_REQUIREMENT_
Repeat each line exactly, leaving nothing out.

--- begin DATA FOR PROCESSING ---

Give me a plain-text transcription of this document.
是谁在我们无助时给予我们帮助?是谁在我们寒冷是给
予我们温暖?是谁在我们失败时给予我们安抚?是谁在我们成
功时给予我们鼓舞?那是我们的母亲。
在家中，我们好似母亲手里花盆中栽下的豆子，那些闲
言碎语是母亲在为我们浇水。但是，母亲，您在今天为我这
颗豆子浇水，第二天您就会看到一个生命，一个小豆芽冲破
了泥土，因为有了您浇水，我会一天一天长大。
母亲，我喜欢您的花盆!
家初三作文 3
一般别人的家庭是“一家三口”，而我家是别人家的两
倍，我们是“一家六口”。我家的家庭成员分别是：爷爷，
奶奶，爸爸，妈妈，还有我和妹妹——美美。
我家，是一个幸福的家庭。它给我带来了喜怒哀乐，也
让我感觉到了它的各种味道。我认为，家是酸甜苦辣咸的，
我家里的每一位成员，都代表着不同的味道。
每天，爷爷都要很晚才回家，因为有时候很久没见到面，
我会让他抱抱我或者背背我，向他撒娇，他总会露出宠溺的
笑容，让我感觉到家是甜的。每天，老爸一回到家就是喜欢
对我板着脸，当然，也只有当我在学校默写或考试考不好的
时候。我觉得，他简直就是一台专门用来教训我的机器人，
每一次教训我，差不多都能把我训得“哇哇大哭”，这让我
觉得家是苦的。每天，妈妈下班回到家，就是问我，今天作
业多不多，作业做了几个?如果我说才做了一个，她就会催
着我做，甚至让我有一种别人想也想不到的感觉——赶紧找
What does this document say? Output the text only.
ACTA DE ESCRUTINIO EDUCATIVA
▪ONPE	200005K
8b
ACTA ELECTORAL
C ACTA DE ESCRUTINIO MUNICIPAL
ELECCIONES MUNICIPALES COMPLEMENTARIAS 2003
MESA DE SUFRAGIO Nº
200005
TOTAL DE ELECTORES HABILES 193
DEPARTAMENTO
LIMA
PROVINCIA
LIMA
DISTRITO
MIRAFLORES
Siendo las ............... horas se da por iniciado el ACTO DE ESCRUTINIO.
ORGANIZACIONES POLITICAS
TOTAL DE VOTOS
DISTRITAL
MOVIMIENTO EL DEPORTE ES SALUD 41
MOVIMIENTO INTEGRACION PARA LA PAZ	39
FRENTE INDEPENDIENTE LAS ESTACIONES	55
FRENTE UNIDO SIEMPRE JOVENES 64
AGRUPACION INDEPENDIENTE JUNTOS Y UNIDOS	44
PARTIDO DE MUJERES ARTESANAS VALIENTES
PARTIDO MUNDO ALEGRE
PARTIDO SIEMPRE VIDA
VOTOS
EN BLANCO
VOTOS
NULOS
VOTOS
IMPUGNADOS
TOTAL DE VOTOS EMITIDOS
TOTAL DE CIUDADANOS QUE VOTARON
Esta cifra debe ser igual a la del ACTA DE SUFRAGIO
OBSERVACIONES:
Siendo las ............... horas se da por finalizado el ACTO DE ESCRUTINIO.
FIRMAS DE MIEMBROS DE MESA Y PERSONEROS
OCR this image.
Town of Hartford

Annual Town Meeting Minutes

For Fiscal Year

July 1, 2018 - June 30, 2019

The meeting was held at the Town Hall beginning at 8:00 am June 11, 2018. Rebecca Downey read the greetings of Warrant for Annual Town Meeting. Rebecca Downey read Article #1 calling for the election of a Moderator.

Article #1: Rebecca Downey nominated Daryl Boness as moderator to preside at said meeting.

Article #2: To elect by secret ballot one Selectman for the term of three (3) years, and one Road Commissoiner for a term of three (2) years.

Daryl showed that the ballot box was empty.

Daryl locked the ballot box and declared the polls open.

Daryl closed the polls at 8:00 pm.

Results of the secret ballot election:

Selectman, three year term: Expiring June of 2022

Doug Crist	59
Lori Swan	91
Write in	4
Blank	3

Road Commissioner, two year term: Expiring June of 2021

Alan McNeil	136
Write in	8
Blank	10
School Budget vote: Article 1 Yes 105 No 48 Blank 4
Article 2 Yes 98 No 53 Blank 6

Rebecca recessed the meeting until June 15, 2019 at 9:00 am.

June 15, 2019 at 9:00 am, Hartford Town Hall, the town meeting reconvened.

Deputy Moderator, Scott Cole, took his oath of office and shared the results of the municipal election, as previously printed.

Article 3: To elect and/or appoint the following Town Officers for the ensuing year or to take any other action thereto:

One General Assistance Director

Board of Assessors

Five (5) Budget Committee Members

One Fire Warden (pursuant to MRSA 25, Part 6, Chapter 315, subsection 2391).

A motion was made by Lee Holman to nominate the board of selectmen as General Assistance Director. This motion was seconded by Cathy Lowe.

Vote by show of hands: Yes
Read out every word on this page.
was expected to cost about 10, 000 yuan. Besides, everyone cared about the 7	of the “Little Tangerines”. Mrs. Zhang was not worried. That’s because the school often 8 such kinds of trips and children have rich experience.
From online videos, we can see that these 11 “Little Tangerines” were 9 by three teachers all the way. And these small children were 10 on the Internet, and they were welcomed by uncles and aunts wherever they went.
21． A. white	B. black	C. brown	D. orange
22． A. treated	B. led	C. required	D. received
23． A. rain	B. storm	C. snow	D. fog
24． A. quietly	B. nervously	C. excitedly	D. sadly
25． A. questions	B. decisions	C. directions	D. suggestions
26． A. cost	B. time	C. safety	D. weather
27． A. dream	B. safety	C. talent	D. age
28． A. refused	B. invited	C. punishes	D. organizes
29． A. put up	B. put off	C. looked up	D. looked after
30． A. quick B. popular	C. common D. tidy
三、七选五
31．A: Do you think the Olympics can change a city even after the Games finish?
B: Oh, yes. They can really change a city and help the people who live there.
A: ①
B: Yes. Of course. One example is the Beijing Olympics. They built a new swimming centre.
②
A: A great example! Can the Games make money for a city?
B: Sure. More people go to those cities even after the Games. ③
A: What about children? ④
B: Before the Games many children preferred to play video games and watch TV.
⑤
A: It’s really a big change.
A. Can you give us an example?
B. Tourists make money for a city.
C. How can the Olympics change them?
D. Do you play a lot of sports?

--- end DATA FOR PROCESSING ---

_ANSWER TO THE EXERCISE_
Give me a plain-text transcription of this document.
是谁在我们无助时给予我们帮助?是谁在我们寒冷是给
予我们温暖?是谁在我们失败时给予我们安抚?是谁在我们成
功时给予我们鼓舞?那是我们的母亲。
在家中，我们好似母亲手里花盆中栽下的豆子，那些闲
言碎语是母亲在为我们浇水。但是，母亲，您在今天为我这
颗豆子浇水，第二天您就会看到一个生命，一个小豆芽冲破
了泥土，因为有了您浇水，我会一天一天长大。
母亲，我喜欢您的花盆!
家初三作文 3
一般别人的家庭是“一家三口”，而我家是别人家的两
倍，我们是“一家六口”。我家的家庭成员分别是：爷爷，
奶奶，爸爸，妈妈，还有我和妹妹——美美。
我家，是一个幸福的家庭。它给我带来了喜怒哀乐，也
让我感觉到了它的各种味道。我认为，家是酸甜苦辣咸的，
我家里的每一位成员，都代表着不同的味道。
每天，爷爷都要很晚才回家，因为有时候很久没见到面，
我会让他抱抱我或者背背我，向他撒娇，他总会露出宠溺的
笑容，让我感觉到家是甜的。每天，老爸一回到家就是喜欢
对我板着脸，当然，也只有当我在学校默写或考试考不好的
时候。我觉得，他简直就是一台专门用来教训我的机器人，
每一次教训我，差不多都能把我训得“哇哇大哭”，这让我
觉得家是苦的。每天，妈妈下班回到家，就是问我，今天作
业多不多，作业做了几个?如果我说才做了一个，她就会催
着我做，甚至让我有一种别人想也想不到的感觉——赶紧找
What does this document say? Output the text only.
ACTA DE ESCRUTINIO EDUCATIVA
▪ONPE	200005K
8b
ACTA ELECTORAL
C ACTA DE ESCRUTINIO MUNICIPAL
ELECCIONES MUNICIPALES COMPLEMENTARIAS 2003
MESA DE SUFRAGIO Nº
200005
TOTAL DE ELECTORES HABILES 193
DEPARTAMENTO
LIMA
PROVINCIA
LIMA
DISTRITO
MIRAFLORES
Siendo las ............... horas se da por iniciado el ACTO DE ESCRUTINIO.
ORGANIZACIONES POLITICAS
TOTAL DE VOTOS
DISTRITAL
MOVIMIENTO EL DEPORTE ES SALUD 41
MOVIMIENTO INTEGRACION PARA LA PAZ	39
FRENTE INDEPENDIENTE LAS ESTACIONES	55
FRENTE UNIDO SIEMPRE JOVENES 64
AGRUPACION INDEPENDIENTE JUNTOS Y UNIDOS	44
PARTIDO DE MUJERES ARTESANAS VALIENTES
PARTIDO MUNDO ALEGRE
PARTIDO SIEMPRE VIDA
VOTOS
EN BLANCO
VOTOS
NULOS
VOTOS
IMPUGNADOS
TOTAL DE VOTOS EMITIDOS
TOTAL DE CIUDADANOS QUE VOTARON
Esta cifra debe ser igual a la del ACTA DE SUFRAGIO
OBSERVACIONES:
Siendo las ............... horas se da por finalizado el ACTO DE ESCRUTINIO.
FIRMAS DE MIEMBROS DE MESA Y PERSONEROS
OCR this image.
Town of Hartford

Annual Town Meeting Minutes

For Fiscal Year

July 1, 2018 - June 30, 2019

The meeting was held at the Town Hall beginning at 8:00 am June 11, 2018. Rebecca Downey read the greetings of Warrant for Annual Town Meeting. Rebecca Downey read Article #1 calling for the election of a Moderator.

Article #1: Rebecca Downey nominated Daryl Boness as moderator to preside at said meeting.

Article #2: To elect by secret ballot one Selectman for the term of three (3) years, and one Road Commissoiner for a term of three (2) years.

Daryl showed that the ballot box was empty.

Daryl locked the ballot box and declared the polls open.

Daryl closed the polls at 8:00 pm.

Results of the secret ballot election:

Selectman, three year term: Expiring June of 2022

Doug Crist	59
Lori Swan	91
Write in	4
Blank	3

Road Commissioner, two year term: Expiring June of 2021

Alan McNeil	136
Write in	8
Blank	10
School Budget vote: Article 1 Yes 105 No 48 Blank 4
Article 2 Yes 98 No 53 Blank 6

Rebecca recessed the meeting until June 15, 2019 at 9:00 am.

June 15, 2019 at 9:00 am, Hartford Town Hall, the town meeting reconvened.

Deputy Moderator, Scott Cole, took his oath of office and shared the results of the municipal election, as previously printed.

Article 3: To elect and/or appoint the following Town Officers for the ensuing year or to take any other action thereto:

One General Assistance Director

Board of Assessors

Five (5) Budget Committee Members

One Fire Warden (pursuant to MRSA 25, Part 6, Chapter 315, subsection 2391).

A motion was made by Lee Holman to nominate the board of selectmen as General Assistance Director. This motion was seconded by Cathy Lowe.

Vote by show of hands: Yes
Read out every word on this page.
was expected to cost about 10, 000 yuan. Besides, everyone cared about the 7	of the “Little Tangerines”. Mrs. Zhang was not worried. That’s because the school often 8 such kinds of trips and children have rich experience.
From online videos, we can see that these 11 “Little Tangerines” were 9 by three teachers all the way. And these small children were 10 on the Internet, and they were welcomed by uncles and aunts wherever they went.
21． A. white	B. black	C. brown	D. orange
22． A. treated	B. led	C. required	D. received
23． A. rain	B. storm	C. snow	D. fog
24． A. quietly	B. nervously	C. excitedly	D. sadly
25． A. questions	B. decisions	C. directions	D. suggestions
26． A. cost	B. time	C. safety	D. weather
27． A. dream	B. safety	C. talent	D. age
28． A. refused	B. invited	C. punishes	D. organizes
29． A. put up	B. put off	C. looked up	D. looked after
30． A. quick B. popular	C. common D. tidy
三、七选五
31．A: Do you think the Olympics can change a city even after the Games finish?
B: Oh, yes. They can really change a city and help the people who live there.
A: ①
B: Yes. Of course. One example is the Beijing Olympics. They built a new swimming centre.
②
A: A great example! Can the Games make money for a city?
B: Sure. More people go to those cities even after the Games. ③
A: What about children? ④
B: Before the Games many children preferred to play video games and watch TV.
⑤
A: It’s really a big change.
A. Can you give us an example?
B. Tourists make money for a city.
C. How can the Olympics change them?
D. Do you play a lot of sports?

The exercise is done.